WHAT IS ASKED
Find each line with the word "title" and copy it.

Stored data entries
* start *

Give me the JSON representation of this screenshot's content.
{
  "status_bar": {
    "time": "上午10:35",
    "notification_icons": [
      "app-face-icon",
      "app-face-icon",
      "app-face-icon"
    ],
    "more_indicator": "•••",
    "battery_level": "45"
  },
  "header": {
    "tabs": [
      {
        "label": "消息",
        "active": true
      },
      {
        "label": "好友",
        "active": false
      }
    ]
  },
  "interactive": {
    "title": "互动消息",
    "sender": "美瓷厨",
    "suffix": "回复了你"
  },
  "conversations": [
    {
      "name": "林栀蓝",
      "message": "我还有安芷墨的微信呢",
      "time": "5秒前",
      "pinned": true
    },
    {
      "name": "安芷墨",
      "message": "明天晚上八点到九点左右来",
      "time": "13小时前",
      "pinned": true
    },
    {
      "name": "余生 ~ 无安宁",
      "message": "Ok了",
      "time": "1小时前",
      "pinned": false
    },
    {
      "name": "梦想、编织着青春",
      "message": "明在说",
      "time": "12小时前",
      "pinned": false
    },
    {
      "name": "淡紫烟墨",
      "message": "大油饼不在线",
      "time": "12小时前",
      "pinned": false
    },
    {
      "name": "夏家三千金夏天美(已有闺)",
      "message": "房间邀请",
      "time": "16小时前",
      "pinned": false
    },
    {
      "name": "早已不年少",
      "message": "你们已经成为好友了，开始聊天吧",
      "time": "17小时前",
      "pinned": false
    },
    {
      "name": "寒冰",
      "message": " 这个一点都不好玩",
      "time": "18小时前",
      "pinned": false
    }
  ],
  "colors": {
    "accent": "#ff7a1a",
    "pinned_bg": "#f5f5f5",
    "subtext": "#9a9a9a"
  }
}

* end *
* start *

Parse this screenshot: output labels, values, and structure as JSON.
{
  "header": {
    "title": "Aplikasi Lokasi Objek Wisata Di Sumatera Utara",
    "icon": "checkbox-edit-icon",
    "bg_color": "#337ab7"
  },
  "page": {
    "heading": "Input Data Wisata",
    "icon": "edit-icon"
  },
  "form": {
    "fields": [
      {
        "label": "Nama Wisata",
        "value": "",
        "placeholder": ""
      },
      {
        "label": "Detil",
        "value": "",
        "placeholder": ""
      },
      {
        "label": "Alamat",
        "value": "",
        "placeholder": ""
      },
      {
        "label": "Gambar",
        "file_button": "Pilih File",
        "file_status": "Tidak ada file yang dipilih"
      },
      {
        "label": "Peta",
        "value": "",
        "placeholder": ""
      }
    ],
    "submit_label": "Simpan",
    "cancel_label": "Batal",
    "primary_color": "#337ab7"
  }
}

* end *

THE OUTPUT
    "title": "互动消息",
    "title": "Aplikasi Lokasi Objek Wisata Di Sumatera Utara",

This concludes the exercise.